[start]

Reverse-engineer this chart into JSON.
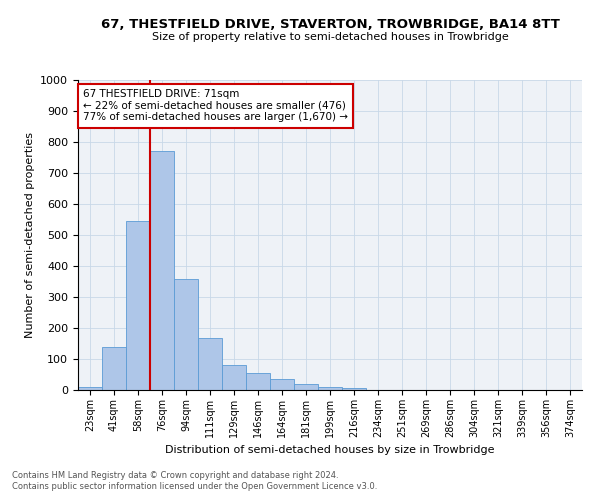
{
  "title": "67, THESTFIELD DRIVE, STAVERTON, TROWBRIDGE, BA14 8TT",
  "subtitle": "Size of property relative to semi-detached houses in Trowbridge",
  "xlabel": "Distribution of semi-detached houses by size in Trowbridge",
  "ylabel": "Number of semi-detached properties",
  "bar_values": [
    10,
    140,
    545,
    770,
    358,
    168,
    80,
    55,
    35,
    20,
    10,
    5,
    0,
    0,
    0,
    0,
    0,
    0,
    0,
    0,
    0
  ],
  "categories": [
    "23sqm",
    "41sqm",
    "58sqm",
    "76sqm",
    "94sqm",
    "111sqm",
    "129sqm",
    "146sqm",
    "164sqm",
    "181sqm",
    "199sqm",
    "216sqm",
    "234sqm",
    "251sqm",
    "269sqm",
    "286sqm",
    "304sqm",
    "321sqm",
    "339sqm",
    "356sqm",
    "374sqm"
  ],
  "bar_color": "#aec6e8",
  "bar_edge_color": "#5b9bd5",
  "property_label": "67 THESTFIELD DRIVE: 71sqm",
  "pct_smaller": 22,
  "pct_larger": 77,
  "count_smaller": 476,
  "count_larger": 1670,
  "vline_color": "#cc0000",
  "annotation_box_color": "#cc0000",
  "grid_color": "#c8d8e8",
  "bg_color": "#eef2f7",
  "ylim": [
    0,
    1000
  ],
  "yticks": [
    0,
    100,
    200,
    300,
    400,
    500,
    600,
    700,
    800,
    900,
    1000
  ],
  "footnote1": "Contains HM Land Registry data © Crown copyright and database right 2024.",
  "footnote2": "Contains public sector information licensed under the Open Government Licence v3.0."
}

[end]

Count how many lines above contain the word "houses". Reply with the number alone.

> Response to the task:
2